**Source extract:**

--

Net cash provided by financing activities for the nine months ended September 30, 2017 was primarily due to a one-year bank borrowing of RMB30.0 million (US$4.5 million).

Net cash provided by financing activities for the year ended December 31, 2016 was primarily due to a one-year bank borrowing of RMB10.0 million (US$1.5 million).

Net cash provided by financing activities in the year ended December 31, 2015 was RMB214.1 million in the form of capital injection from preferred shareholders.

Capital expenditures

Our capital expenditures are primarily incurred for purchases of property, plant and equipment and intangible assets. Our capital expenditures were RMB2.9 million in 2015, RMB11.5 million (US$1.7 million) in 2016 and RMB2.3 million (US$0.4 million) in the nine months ended September 30, 2017. We intend to fund our future capital expenditures with our existing cash balance and proceeds from this offering.

--

**Material:**
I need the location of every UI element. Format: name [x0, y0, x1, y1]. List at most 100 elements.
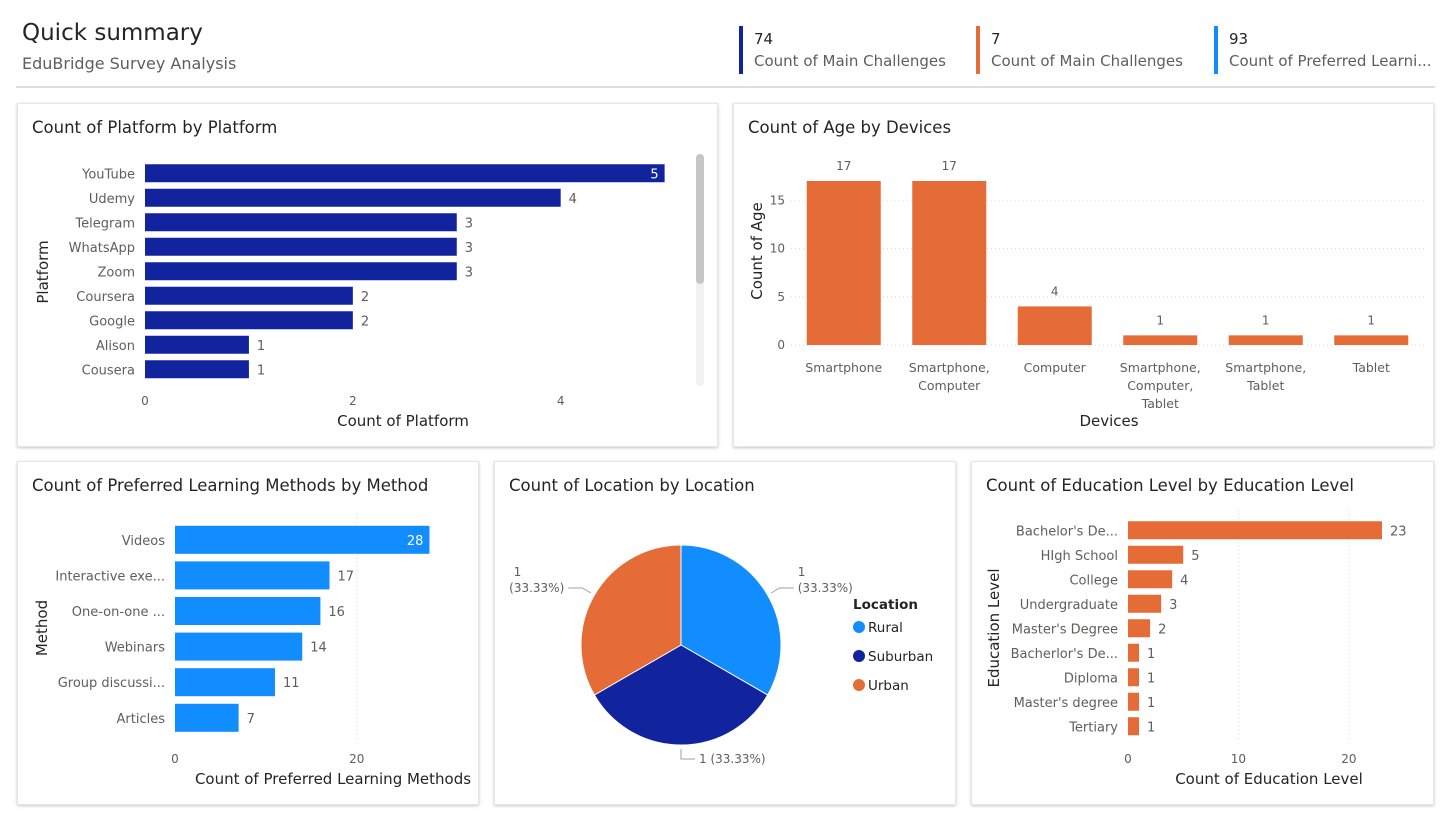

--

**Brief:** Continue the excerpt on the company's cash flows and capital expenditures from its last sentence, in the same style.

**Response to this exercise:**
We intend to continue to make capital expenditures to meet the expected growth of our business.

Contractual Obligations

The following table sets forth our contractual obligations as of September 30, 2017:

 

     Payment due by December 31,  
     Total      2017      2018      2019 and after  
     (in RMB thousands)  

Lease commitments(1)

     10,795        2,214        6,571        2,010  
  

 

 

    

 

 

    

 

 

    

 

 

 

Capital commitments(2)

     433,091        9,650        —          423,441  
  

 

 

    

 

 

    

 

 

    

 

 

 

Total

     443,886        11,864        6,571        425,451  
  

 

 

    

 

 

    

 

 

    

 

 

 

 

Notes:  
(1)   Lease commitments consist of the commitments under the lease agreements for our office premises. We lease our office facilities under non-cancelable operating leases with various expiration dates through 2019.
(2)   Capital commitments consist of the capital commitments for the purchase of property, plant and equipment under a non-cancelable agreement between Anhui Huami and Hefei High-Tech Administrative Office, pursuant to which the two parties agreed to develop a 60,000 square feet industry base that focuses on the development of wearable technology and smart hardware. The two parties also entered into a supplemental agreement with respect to certain subsidy benefits conditional on Anhui Huami’s fulfillment of certain revenue and tax contribution commitments for each fiscal year during the term of the supplemental agreement.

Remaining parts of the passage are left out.